======== Data extract

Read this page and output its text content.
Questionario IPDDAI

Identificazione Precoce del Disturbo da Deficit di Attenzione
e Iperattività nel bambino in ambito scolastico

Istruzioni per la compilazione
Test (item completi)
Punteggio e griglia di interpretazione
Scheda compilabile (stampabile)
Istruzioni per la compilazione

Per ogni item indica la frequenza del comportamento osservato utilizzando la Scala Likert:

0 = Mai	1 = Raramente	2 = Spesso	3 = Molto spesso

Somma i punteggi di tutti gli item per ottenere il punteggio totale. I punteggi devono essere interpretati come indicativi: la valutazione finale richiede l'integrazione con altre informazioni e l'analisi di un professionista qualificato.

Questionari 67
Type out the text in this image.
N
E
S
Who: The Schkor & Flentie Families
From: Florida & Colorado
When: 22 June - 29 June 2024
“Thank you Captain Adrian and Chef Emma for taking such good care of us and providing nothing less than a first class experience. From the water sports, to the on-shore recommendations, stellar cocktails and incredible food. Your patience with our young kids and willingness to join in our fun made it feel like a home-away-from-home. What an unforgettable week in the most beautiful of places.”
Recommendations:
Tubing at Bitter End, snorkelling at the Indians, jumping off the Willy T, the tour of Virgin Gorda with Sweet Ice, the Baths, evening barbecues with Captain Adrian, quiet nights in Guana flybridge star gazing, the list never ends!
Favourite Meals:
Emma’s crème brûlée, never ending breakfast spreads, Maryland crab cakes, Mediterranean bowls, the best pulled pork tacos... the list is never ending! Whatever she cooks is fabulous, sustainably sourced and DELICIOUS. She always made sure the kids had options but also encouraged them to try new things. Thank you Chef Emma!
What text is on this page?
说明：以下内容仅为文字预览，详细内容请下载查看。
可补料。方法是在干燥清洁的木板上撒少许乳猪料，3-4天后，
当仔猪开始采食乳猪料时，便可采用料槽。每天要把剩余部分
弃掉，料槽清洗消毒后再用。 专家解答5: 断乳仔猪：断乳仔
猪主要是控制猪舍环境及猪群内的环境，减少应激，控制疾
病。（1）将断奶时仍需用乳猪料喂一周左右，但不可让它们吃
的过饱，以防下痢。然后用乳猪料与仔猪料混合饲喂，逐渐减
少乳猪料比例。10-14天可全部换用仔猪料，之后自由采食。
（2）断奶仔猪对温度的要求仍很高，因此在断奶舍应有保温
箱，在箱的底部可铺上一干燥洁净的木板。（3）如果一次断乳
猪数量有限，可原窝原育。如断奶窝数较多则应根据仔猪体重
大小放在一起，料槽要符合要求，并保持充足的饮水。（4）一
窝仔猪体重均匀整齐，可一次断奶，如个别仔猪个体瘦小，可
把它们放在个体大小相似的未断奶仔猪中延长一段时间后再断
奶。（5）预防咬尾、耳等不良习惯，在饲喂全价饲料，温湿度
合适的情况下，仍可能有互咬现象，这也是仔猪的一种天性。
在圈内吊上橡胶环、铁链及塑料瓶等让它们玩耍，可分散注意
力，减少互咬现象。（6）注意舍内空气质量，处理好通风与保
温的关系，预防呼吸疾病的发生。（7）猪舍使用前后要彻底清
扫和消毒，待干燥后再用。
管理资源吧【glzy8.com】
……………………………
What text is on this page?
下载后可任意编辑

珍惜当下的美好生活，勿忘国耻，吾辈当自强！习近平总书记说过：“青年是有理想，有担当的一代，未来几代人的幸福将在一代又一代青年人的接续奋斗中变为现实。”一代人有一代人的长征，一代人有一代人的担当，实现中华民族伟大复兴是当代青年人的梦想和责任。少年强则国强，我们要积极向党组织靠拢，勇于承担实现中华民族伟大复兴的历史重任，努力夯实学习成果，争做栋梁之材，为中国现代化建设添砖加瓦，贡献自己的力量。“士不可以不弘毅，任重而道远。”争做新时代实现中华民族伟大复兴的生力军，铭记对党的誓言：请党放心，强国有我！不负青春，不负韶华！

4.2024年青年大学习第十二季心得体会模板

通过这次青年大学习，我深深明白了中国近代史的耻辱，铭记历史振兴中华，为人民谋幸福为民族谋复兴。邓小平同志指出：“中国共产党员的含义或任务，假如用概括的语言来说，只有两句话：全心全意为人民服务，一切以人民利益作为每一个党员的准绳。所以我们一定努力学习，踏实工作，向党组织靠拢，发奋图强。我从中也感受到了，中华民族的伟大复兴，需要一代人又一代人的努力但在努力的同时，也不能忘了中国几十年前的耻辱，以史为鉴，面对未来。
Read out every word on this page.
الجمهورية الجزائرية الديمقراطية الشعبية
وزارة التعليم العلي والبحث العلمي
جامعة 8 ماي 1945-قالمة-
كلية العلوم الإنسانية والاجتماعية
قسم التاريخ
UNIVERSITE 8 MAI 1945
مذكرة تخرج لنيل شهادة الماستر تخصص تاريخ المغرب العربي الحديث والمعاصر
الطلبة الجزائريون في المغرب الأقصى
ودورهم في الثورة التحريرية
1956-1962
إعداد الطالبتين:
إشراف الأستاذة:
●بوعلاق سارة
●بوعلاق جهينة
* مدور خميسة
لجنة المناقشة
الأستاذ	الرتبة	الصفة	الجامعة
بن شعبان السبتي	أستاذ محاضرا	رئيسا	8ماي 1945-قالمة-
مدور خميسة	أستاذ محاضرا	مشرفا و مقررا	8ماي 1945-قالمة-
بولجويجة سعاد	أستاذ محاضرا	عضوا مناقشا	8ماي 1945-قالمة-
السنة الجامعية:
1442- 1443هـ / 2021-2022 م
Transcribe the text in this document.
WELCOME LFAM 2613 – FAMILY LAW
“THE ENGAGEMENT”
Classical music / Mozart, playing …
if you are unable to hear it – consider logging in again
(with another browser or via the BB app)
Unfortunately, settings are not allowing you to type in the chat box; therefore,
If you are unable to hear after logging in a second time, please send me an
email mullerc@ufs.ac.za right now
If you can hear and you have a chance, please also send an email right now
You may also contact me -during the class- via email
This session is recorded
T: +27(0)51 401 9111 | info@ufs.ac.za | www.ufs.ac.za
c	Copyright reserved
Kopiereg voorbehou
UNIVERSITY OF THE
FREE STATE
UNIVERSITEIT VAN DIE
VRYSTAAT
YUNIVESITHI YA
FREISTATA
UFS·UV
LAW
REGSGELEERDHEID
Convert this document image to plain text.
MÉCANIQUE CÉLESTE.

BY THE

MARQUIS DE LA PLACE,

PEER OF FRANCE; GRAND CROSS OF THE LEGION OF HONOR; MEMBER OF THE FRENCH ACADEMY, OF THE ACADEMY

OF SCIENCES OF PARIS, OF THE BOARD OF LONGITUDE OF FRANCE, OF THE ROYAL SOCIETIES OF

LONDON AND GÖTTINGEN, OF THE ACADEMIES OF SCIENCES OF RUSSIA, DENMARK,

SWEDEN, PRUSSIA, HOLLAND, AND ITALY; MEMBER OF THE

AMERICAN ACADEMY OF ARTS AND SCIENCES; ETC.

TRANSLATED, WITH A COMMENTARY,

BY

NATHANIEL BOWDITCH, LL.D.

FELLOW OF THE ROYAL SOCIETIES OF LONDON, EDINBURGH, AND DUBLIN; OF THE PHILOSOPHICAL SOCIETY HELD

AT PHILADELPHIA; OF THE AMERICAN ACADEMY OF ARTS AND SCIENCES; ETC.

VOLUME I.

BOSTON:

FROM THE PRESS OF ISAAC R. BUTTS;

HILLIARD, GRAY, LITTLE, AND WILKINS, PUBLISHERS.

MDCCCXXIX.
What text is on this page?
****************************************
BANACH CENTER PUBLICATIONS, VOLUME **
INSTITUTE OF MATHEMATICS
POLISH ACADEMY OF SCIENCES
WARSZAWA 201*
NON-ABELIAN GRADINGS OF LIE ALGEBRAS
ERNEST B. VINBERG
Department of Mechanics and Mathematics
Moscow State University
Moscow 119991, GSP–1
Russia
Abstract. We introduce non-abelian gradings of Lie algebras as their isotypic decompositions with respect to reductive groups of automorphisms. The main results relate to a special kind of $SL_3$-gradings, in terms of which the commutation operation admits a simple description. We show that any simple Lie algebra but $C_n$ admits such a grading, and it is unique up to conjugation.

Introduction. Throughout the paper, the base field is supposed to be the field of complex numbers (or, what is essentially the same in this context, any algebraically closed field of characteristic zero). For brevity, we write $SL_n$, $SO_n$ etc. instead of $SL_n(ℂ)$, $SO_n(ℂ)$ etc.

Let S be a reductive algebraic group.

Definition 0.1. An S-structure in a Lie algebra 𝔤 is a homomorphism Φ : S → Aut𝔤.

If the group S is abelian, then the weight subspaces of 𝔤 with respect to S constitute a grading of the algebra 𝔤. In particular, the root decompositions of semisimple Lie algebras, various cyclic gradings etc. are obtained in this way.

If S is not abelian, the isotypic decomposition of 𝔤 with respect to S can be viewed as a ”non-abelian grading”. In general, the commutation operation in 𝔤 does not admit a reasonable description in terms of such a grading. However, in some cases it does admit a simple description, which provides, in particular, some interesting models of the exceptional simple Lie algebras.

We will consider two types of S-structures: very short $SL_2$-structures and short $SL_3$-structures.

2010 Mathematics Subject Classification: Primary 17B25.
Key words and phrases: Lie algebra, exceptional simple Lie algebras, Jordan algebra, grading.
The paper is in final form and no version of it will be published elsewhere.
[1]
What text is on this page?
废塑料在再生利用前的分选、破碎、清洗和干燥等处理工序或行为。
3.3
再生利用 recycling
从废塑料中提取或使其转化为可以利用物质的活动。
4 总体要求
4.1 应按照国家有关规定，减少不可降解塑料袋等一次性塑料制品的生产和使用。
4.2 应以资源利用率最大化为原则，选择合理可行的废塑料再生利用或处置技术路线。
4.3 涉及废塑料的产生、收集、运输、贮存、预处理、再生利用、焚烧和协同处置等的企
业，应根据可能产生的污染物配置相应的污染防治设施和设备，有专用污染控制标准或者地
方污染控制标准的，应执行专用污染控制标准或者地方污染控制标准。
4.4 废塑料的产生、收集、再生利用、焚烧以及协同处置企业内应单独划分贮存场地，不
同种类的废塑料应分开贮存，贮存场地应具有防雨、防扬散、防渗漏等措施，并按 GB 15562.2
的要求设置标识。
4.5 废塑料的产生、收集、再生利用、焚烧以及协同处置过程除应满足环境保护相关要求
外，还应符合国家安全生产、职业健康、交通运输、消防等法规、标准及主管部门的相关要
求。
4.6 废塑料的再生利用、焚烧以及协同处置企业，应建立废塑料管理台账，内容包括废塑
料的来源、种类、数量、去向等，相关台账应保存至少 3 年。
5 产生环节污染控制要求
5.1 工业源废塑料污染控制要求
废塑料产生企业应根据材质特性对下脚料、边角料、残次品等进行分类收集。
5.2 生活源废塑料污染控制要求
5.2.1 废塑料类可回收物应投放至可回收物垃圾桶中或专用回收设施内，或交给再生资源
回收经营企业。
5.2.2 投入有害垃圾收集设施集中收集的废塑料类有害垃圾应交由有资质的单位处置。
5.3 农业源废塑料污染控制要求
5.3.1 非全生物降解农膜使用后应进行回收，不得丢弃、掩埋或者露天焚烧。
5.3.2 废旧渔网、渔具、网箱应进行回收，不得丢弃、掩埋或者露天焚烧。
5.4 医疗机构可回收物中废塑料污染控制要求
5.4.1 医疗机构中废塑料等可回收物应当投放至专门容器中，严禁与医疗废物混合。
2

================

Short exercise: Locate all lines in the listing above with the word "particular" and copy them.

Result of this task:
If the group S is abelian, then the weight subspaces of 𝔤 with respect to S constitute a grading of the algebra 𝔤. In particular, the root decompositions of semisimple Lie algebras, various cyclic gradings etc. are obtained in this way.
If S is not abelian, the isotypic decomposition of 𝔤 with respect to S can be viewed as a ”non-abelian grading”. In general, the commutation operation in 𝔤 does not admit a reasonable description in terms of such a grading. However, in some cases it does admit a simple description, which provides, in particular, some interesting models of the exceptional simple Lie algebras.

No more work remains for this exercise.